**REQUIREMENT:** In the records that follow, show each line where the word "Itzehoe" is present.

Collection entries:
:::::
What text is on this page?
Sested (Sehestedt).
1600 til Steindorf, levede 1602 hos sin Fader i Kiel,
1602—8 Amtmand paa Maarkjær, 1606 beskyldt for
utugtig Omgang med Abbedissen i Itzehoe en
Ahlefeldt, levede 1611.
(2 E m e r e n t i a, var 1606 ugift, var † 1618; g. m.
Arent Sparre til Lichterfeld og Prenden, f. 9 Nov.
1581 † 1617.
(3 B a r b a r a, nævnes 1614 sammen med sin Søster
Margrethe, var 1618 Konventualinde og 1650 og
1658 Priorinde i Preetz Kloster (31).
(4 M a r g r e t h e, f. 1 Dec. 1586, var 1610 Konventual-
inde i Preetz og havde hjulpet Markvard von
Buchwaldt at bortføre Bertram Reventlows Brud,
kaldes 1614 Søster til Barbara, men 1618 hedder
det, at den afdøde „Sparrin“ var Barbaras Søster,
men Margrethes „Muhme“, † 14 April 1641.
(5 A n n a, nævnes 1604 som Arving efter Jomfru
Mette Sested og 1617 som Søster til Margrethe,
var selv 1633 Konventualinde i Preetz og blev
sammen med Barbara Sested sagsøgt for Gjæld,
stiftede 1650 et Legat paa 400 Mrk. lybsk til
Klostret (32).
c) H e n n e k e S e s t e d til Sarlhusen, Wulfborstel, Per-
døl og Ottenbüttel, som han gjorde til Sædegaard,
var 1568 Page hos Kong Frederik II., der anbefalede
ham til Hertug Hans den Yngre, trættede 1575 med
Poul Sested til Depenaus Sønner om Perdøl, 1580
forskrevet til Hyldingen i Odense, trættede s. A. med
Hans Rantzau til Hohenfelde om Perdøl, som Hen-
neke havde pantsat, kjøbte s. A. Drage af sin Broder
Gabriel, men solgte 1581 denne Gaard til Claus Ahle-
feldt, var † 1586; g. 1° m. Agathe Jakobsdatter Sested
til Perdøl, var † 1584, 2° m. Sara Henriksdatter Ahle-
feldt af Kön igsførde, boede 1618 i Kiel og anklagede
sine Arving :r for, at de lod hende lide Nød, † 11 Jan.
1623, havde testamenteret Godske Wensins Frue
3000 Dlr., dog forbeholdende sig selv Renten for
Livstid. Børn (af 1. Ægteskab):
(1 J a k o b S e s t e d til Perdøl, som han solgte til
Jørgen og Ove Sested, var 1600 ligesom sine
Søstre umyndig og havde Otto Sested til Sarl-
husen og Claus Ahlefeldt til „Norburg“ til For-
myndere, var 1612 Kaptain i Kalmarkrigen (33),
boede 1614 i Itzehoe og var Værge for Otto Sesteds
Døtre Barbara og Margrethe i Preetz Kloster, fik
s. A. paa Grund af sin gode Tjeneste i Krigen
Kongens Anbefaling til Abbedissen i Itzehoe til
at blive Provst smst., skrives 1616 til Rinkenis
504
:::::
**TASK SOLUTION:**
utugtig Omgang med Abbedissen i Itzehoe en
boede 1614 i Itzehoe og var Værge for Otto Sesteds
Kongens Anbefaling til Abbedissen i Itzehoe til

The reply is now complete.